Reproduce the listing below without any change.

Dataset entries on figures:
----
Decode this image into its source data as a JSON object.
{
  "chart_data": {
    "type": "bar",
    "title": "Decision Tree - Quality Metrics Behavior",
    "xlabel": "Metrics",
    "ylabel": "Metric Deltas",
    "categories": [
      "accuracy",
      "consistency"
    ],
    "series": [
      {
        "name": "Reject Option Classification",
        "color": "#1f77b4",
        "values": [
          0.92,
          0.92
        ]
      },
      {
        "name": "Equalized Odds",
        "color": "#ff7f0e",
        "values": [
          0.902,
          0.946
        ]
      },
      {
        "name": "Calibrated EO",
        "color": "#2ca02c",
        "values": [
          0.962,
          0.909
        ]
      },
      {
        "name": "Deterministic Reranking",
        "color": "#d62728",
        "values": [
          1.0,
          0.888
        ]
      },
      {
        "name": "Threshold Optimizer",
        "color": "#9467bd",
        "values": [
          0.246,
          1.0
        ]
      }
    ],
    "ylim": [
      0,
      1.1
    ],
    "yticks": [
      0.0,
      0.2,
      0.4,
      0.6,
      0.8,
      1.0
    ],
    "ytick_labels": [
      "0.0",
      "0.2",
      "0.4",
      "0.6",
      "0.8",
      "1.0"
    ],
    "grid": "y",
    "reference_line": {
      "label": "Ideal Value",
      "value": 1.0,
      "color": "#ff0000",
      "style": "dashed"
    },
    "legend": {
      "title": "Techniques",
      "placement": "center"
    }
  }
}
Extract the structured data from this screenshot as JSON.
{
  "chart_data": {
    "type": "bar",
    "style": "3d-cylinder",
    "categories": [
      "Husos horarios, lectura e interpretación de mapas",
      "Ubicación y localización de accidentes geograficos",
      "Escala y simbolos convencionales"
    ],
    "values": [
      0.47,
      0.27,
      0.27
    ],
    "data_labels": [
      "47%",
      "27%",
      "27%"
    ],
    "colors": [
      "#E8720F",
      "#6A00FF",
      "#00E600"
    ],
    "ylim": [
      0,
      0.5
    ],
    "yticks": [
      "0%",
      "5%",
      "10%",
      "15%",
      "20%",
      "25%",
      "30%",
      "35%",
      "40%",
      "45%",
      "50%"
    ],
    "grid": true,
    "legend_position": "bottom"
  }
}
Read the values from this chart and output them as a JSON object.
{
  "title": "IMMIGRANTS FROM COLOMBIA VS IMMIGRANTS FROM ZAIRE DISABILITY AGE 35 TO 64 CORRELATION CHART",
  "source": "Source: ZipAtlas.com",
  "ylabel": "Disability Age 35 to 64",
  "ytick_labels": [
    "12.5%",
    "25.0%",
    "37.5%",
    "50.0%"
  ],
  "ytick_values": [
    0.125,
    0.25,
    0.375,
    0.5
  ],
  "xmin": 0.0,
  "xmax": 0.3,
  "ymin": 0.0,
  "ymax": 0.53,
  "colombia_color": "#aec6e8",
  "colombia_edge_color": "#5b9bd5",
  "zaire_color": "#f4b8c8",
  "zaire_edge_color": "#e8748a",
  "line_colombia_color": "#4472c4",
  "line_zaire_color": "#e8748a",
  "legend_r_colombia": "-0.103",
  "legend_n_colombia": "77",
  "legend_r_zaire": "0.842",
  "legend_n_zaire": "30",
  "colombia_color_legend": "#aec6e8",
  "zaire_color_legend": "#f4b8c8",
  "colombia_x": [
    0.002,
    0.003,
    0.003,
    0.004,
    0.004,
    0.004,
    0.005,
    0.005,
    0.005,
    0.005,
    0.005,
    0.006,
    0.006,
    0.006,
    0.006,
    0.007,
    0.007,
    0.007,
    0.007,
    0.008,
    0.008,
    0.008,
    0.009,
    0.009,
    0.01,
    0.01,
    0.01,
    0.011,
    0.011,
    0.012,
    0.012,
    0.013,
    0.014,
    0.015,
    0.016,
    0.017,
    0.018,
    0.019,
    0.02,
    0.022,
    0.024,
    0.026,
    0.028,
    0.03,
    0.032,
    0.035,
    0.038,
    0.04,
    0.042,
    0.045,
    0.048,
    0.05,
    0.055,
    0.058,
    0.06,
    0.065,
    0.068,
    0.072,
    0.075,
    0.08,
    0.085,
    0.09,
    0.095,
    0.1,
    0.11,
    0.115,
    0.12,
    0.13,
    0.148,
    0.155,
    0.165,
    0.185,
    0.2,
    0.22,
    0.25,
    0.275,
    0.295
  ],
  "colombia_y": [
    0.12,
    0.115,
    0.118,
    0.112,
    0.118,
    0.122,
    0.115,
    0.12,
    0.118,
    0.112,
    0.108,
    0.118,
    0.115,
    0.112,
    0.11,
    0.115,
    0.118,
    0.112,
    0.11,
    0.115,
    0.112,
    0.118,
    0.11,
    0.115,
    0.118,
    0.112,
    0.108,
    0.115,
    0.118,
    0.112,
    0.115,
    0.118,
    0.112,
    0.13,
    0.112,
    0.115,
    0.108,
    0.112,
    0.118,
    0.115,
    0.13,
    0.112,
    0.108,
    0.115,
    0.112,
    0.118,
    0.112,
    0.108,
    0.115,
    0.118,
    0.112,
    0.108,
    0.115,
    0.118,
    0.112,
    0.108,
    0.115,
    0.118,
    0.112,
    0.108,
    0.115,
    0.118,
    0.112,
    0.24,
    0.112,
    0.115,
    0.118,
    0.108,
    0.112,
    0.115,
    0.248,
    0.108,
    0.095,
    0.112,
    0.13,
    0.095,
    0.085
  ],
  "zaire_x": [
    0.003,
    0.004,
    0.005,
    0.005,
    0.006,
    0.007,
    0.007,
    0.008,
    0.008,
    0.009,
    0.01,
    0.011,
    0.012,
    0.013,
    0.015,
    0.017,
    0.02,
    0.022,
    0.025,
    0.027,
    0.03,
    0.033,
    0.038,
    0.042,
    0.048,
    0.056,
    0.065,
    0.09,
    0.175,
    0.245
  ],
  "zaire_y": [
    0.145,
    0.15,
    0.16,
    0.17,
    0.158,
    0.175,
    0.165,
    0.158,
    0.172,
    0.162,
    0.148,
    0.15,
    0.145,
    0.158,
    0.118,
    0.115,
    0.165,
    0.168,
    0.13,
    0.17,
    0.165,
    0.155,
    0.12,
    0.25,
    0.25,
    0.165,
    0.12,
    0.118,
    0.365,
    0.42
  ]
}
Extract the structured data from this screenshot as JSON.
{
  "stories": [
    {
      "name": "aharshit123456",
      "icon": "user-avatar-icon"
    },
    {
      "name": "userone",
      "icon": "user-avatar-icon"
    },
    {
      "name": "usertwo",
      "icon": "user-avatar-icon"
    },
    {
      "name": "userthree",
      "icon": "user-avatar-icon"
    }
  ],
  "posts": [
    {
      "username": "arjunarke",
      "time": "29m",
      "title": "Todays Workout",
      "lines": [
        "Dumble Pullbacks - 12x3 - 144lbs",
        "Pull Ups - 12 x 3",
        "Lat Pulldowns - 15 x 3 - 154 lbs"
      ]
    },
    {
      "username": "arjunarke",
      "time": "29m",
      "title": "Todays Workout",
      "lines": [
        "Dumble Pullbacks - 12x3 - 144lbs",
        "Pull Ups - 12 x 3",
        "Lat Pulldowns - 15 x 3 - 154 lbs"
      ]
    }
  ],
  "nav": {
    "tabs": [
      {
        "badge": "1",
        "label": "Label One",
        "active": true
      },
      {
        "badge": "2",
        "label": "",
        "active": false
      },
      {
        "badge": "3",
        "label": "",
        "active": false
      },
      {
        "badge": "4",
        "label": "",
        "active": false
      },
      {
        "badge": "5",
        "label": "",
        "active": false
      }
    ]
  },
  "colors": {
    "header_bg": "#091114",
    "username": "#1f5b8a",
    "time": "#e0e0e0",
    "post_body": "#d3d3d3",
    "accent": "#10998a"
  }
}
----
Full solution:
Decode this image into its source data as a JSON object.
{
  "chart_data": {
    "type": "bar",
    "title": "Decision Tree - Quality Metrics Behavior",
    "xlabel": "Metrics",
    "ylabel": "Metric Deltas",
    "categories": [
      "accuracy",
      "consistency"
    ],
    "series": [
      {
        "name": "Reject Option Classification",
        "color": "#1f77b4",
        "values": [
          0.92,
          0.92
        ]
      },
      {
        "name": "Equalized Odds",
        "color": "#ff7f0e",
        "values": [
          0.902,
          0.946
        ]
      },
      {
        "name": "Calibrated EO",
        "color": "#2ca02c",
        "values": [
          0.962,
          0.909
        ]
      },
      {
        "name": "Deterministic Reranking",
        "color": "#d62728",
        "values": [
          1.0,
          0.888
        ]
      },
      {
        "name": "Threshold Optimizer",
        "color": "#9467bd",
        "values": [
          0.246,
          1.0
        ]
      }
    ],
    "ylim": [
      0,
      1.1
    ],
    "yticks": [
      0.0,
      0.2,
      0.4,
      0.6,
      0.8,
      1.0
    ],
    "ytick_labels": [
      "0.0",
      "0.2",
      "0.4",
      "0.6",
      "0.8",
      "1.0"
    ],
    "grid": "y",
    "reference_line": {
      "label": "Ideal Value",
      "value": 1.0,
      "color": "#ff0000",
      "style": "dashed"
    },
    "legend": {
      "title": "Techniques",
      "placement": "center"
    }
  }
}
Extract the structured data from this screenshot as JSON.
{
  "chart_data": {
    "type": "bar",
    "style": "3d-cylinder",
    "categories": [
      "Husos horarios, lectura e interpretación de mapas",
      "Ubicación y localización de accidentes geograficos",
      "Escala y simbolos convencionales"
    ],
    "values": [
      0.47,
      0.27,
      0.27
    ],
    "data_labels": [
      "47%",
      "27%",
      "27%"
    ],
    "colors": [
      "#E8720F",
      "#6A00FF",
      "#00E600"
    ],
    "ylim": [
      0,
      0.5
    ],
    "yticks": [
      "0%",
      "5%",
      "10%",
      "15%",
      "20%",
      "25%",
      "30%",
      "35%",
      "40%",
      "45%",
      "50%"
    ],
    "grid": true,
    "legend_position": "bottom"
  }
}
Read the values from this chart and output them as a JSON object.
{
  "title": "IMMIGRANTS FROM COLOMBIA VS IMMIGRANTS FROM ZAIRE DISABILITY AGE 35 TO 64 CORRELATION CHART",
  "source": "Source: ZipAtlas.com",
  "ylabel": "Disability Age 35 to 64",
  "ytick_labels": [
    "12.5%",
    "25.0%",
    "37.5%",
    "50.0%"
  ],
  "ytick_values": [
    0.125,
    0.25,
    0.375,
    0.5
  ],
  "xmin": 0.0,
  "xmax": 0.3,
  "ymin": 0.0,
  "ymax": 0.53,
  "colombia_color": "#aec6e8",
  "colombia_edge_color": "#5b9bd5",
  "zaire_color": "#f4b8c8",
  "zaire_edge_color": "#e8748a",
  "line_colombia_color": "#4472c4",
  "line_zaire_color": "#e8748a",
  "legend_r_colombia": "-0.103",
  "legend_n_colombia": "77",
  "legend_r_zaire": "0.842",
  "legend_n_zaire": "30",
  "colombia_color_legend": "#aec6e8",
  "zaire_color_legend": "#f4b8c8",
  "colombia_x": [
    0.002,
    0.003,
    0.003,
    0.004,
    0.004,
    0.004,
    0.005,
    0.005,
    0.005,
    0.005,
    0.005,
    0.006,
    0.006,
    0.006,
    0.006,
    0.007,
    0.007,
    0.007,
    0.007,
    0.008,
    0.008,
    0.008,
    0.009,
    0.009,
    0.01,
    0.01,
    0.01,
    0.011,
    0.011,
    0.012,
    0.012,
    0.013,
    0.014,
    0.015,
    0.016,
    0.017,
    0.018,
    0.019,
    0.02,
    0.022,
    0.024,
    0.026,
    0.028,
    0.03,
    0.032,
    0.035,
    0.038,
    0.04,
    0.042,
    0.045,
    0.048,
    0.05,
    0.055,
    0.058,
    0.06,
    0.065,
    0.068,
    0.072,
    0.075,
    0.08,
    0.085,
    0.09,
    0.095,
    0.1,
    0.11,
    0.115,
    0.12,
    0.13,
    0.148,
    0.155,
    0.165,
    0.185,
    0.2,
    0.22,
    0.25,
    0.275,
    0.295
  ],
  "colombia_y": [
    0.12,
    0.115,
    0.118,
    0.112,
    0.118,
    0.122,
    0.115,
    0.12,
    0.118,
    0.112,
    0.108,
    0.118,
    0.115,
    0.112,
    0.11,
    0.115,
    0.118,
    0.112,
    0.11,
    0.115,
    0.112,
    0.118,
    0.11,
    0.115,
    0.118,
    0.112,
    0.108,
    0.115,
    0.118,
    0.112,
    0.115,
    0.118,
    0.112,
    0.13,
    0.112,
    0.115,
    0.108,
    0.112,
    0.118,
    0.115,
    0.13,
    0.112,
    0.108,
    0.115,
    0.112,
    0.118,
    0.112,
    0.108,
    0.115,
    0.118,
    0.112,
    0.108,
    0.115,
    0.118,
    0.112,
    0.108,
    0.115,
    0.118,
    0.112,
    0.108,
    0.115,
    0.118,
    0.112,
    0.24,
    0.112,
    0.115,
    0.118,
    0.108,
    0.112,
    0.115,
    0.248,
    0.108,
    0.095,
    0.112,
    0.13,
    0.095,
    0.085
  ],
  "zaire_x": [
    0.003,
    0.004,
    0.005,
    0.005,
    0.006,
    0.007,
    0.007,
    0.008,
    0.008,
    0.009,
    0.01,
    0.011,
    0.012,
    0.013,
    0.015,
    0.017,
    0.02,
    0.022,
    0.025,
    0.027,
    0.03,
    0.033,
    0.038,
    0.042,
    0.048,
    0.056,
    0.065,
    0.09,
    0.175,
    0.245
  ],
  "zaire_y": [
    0.145,
    0.15,
    0.16,
    0.17,
    0.158,
    0.175,
    0.165,
    0.158,
    0.172,
    0.162,
    0.148,
    0.15,
    0.145,
    0.158,
    0.118,
    0.115,
    0.165,
    0.168,
    0.13,
    0.17,
    0.165,
    0.155,
    0.12,
    0.25,
    0.25,
    0.165,
    0.12,
    0.118,
    0.365,
    0.42
  ]
}
Extract the structured data from this screenshot as JSON.
{
  "stories": [
    {
      "name": "aharshit123456",
      "icon": "user-avatar-icon"
    },
    {
      "name": "userone",
      "icon": "user-avatar-icon"
    },
    {
      "name": "usertwo",
      "icon": "user-avatar-icon"
    },
    {
      "name": "userthree",
      "icon": "user-avatar-icon"
    }
  ],
  "posts": [
    {
      "username": "arjunarke",
      "time": "29m",
      "title": "Todays Workout",
      "lines": [
        "Dumble Pullbacks - 12x3 - 144lbs",
        "Pull Ups - 12 x 3",
        "Lat Pulldowns - 15 x 3 - 154 lbs"
      ]
    },
    {
      "username": "arjunarke",
      "time": "29m",
      "title": "Todays Workout",
      "lines": [
        "Dumble Pullbacks - 12x3 - 144lbs",
        "Pull Ups - 12 x 3",
        "Lat Pulldowns - 15 x 3 - 154 lbs"
      ]
    }
  ],
  "nav": {
    "tabs": [
      {
        "badge": "1",
        "label": "Label One",
        "active": true
      },
      {
        "badge": "2",
        "label": "",
        "active": false
      },
      {
        "badge": "3",
        "label": "",
        "active": false
      },
      {
        "badge": "4",
        "label": "",
        "active": false
      },
      {
        "badge": "5",
        "label": "",
        "active": false
      }
    ]
  },
  "colors": {
    "header_bg": "#091114",
    "username": "#1f5b8a",
    "time": "#e0e0e0",
    "post_body": "#d3d3d3",
    "accent": "#10998a"
  }
}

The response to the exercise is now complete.